--- Begin ---

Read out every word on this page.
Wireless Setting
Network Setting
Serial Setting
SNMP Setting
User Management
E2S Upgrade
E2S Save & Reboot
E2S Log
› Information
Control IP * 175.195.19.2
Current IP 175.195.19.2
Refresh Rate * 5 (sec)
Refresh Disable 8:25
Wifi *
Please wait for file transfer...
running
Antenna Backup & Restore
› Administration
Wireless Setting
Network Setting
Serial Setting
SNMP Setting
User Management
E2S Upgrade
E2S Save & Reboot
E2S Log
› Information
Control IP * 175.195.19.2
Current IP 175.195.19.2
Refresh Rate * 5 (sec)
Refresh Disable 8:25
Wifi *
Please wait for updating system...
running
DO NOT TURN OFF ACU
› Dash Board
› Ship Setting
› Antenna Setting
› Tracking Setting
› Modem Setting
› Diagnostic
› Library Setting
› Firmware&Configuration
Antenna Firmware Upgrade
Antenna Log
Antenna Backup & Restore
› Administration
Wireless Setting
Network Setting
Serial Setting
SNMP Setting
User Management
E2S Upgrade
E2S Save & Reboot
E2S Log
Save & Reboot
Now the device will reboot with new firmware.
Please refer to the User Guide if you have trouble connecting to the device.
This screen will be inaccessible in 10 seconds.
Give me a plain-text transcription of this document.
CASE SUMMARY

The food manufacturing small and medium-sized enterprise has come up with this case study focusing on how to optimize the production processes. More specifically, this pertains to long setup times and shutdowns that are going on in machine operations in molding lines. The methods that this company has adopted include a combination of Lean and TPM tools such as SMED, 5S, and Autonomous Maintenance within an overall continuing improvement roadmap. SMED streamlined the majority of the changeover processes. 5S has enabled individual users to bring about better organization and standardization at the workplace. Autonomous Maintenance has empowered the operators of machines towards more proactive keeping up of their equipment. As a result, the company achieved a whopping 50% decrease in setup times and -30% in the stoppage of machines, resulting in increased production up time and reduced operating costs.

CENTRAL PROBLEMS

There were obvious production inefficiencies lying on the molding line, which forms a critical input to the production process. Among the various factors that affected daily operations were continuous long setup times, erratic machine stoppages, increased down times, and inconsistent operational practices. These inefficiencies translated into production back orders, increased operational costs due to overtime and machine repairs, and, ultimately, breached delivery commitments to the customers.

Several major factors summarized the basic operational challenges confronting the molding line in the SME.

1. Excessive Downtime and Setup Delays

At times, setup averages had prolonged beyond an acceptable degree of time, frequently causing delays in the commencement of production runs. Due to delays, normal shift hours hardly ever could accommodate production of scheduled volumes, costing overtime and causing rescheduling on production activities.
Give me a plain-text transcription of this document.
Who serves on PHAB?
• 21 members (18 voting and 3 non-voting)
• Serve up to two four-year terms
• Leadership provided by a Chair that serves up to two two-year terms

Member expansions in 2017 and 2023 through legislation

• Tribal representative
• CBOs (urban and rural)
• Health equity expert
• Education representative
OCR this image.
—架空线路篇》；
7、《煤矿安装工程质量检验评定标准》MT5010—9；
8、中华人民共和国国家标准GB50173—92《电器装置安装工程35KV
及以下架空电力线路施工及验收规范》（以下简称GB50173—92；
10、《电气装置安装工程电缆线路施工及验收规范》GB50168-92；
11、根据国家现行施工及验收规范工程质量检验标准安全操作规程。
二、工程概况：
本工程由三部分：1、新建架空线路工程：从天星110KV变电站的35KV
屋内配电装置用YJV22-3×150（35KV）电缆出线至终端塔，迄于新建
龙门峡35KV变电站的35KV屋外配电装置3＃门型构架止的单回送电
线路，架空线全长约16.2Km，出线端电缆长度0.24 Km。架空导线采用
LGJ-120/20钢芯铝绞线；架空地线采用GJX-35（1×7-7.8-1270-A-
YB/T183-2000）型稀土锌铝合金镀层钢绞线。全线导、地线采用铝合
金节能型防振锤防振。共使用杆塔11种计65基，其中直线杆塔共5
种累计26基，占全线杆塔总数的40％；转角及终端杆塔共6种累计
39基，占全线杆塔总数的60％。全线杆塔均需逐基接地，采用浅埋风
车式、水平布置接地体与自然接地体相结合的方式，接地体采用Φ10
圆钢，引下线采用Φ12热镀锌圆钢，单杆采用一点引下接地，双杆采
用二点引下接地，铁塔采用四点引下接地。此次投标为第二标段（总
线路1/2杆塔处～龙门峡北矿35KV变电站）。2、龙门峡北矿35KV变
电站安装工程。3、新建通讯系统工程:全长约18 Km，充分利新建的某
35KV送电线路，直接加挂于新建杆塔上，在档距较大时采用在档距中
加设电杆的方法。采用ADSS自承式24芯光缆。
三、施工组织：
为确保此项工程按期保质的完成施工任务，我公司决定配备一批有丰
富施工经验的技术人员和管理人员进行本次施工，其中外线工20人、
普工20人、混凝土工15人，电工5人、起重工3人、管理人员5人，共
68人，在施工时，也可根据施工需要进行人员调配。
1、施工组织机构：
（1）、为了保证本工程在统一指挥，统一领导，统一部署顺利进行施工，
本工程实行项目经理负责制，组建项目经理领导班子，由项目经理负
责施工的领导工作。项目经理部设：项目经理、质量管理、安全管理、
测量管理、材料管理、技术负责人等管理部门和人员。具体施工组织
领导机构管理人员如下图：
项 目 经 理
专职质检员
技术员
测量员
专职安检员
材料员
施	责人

--- End ---

[SET TASK] Starting from the line containing "OCR this image." and ending with the final line of the data, reproduce each line exactly as it appears, including no other lines.

[EXERCISE RESPONSE]
OCR this image.
—架空线路篇》；
7、《煤矿安装工程质量检验评定标准》MT5010—9；
8、中华人民共和国国家标准GB50173—92《电器装置安装工程35KV
及以下架空电力线路施工及验收规范》（以下简称GB50173—92；
10、《电气装置安装工程电缆线路施工及验收规范》GB50168-92；
11、根据国家现行施工及验收规范工程质量检验标准安全操作规程。
二、工程概况：
本工程由三部分：1、新建架空线路工程：从天星110KV变电站的35KV
屋内配电装置用YJV22-3×150（35KV）电缆出线至终端塔，迄于新建
龙门峡35KV变电站的35KV屋外配电装置3＃门型构架止的单回送电
线路，架空线全长约16.2Km，出线端电缆长度0.24 Km。架空导线采用
LGJ-120/20钢芯铝绞线；架空地线采用GJX-35（1×7-7.8-1270-A-
YB/T183-2000）型稀土锌铝合金镀层钢绞线。全线导、地线采用铝合
金节能型防振锤防振。共使用杆塔11种计65基，其中直线杆塔共5
种累计26基，占全线杆塔总数的40％；转角及终端杆塔共6种累计
39基，占全线杆塔总数的60％。全线杆塔均需逐基接地，采用浅埋风
车式、水平布置接地体与自然接地体相结合的方式，接地体采用Φ10
圆钢，引下线采用Φ12热镀锌圆钢，单杆采用一点引下接地，双杆采
用二点引下接地，铁塔采用四点引下接地。此次投标为第二标段（总
线路1/2杆塔处～龙门峡北矿35KV变电站）。2、龙门峡北矿35KV变
电站安装工程。3、新建通讯系统工程:全长约18 Km，充分利新建的某
35KV送电线路，直接加挂于新建杆塔上，在档距较大时采用在档距中
加设电杆的方法。采用ADSS自承式24芯光缆。
三、施工组织：
为确保此项工程按期保质的完成施工任务，我公司决定配备一批有丰
富施工经验的技术人员和管理人员进行本次施工，其中外线工20人、
普工20人、混凝土工15人，电工5人、起重工3人、管理人员5人，共
68人，在施工时，也可根据施工需要进行人员调配。
1、施工组织机构：
（1）、为了保证本工程在统一指挥，统一领导，统一部署顺利进行施工，
本工程实行项目经理负责制，组建项目经理领导班子，由项目经理负
责施工的领导工作。项目经理部设：项目经理、质量管理、安全管理、
测量管理、材料管理、技术负责人等管理部门和人员。具体施工组织
领导机构管理人员如下图：
项 目 经 理
专职质检员
技术员
测量员
专职安检员
材料员
施	责人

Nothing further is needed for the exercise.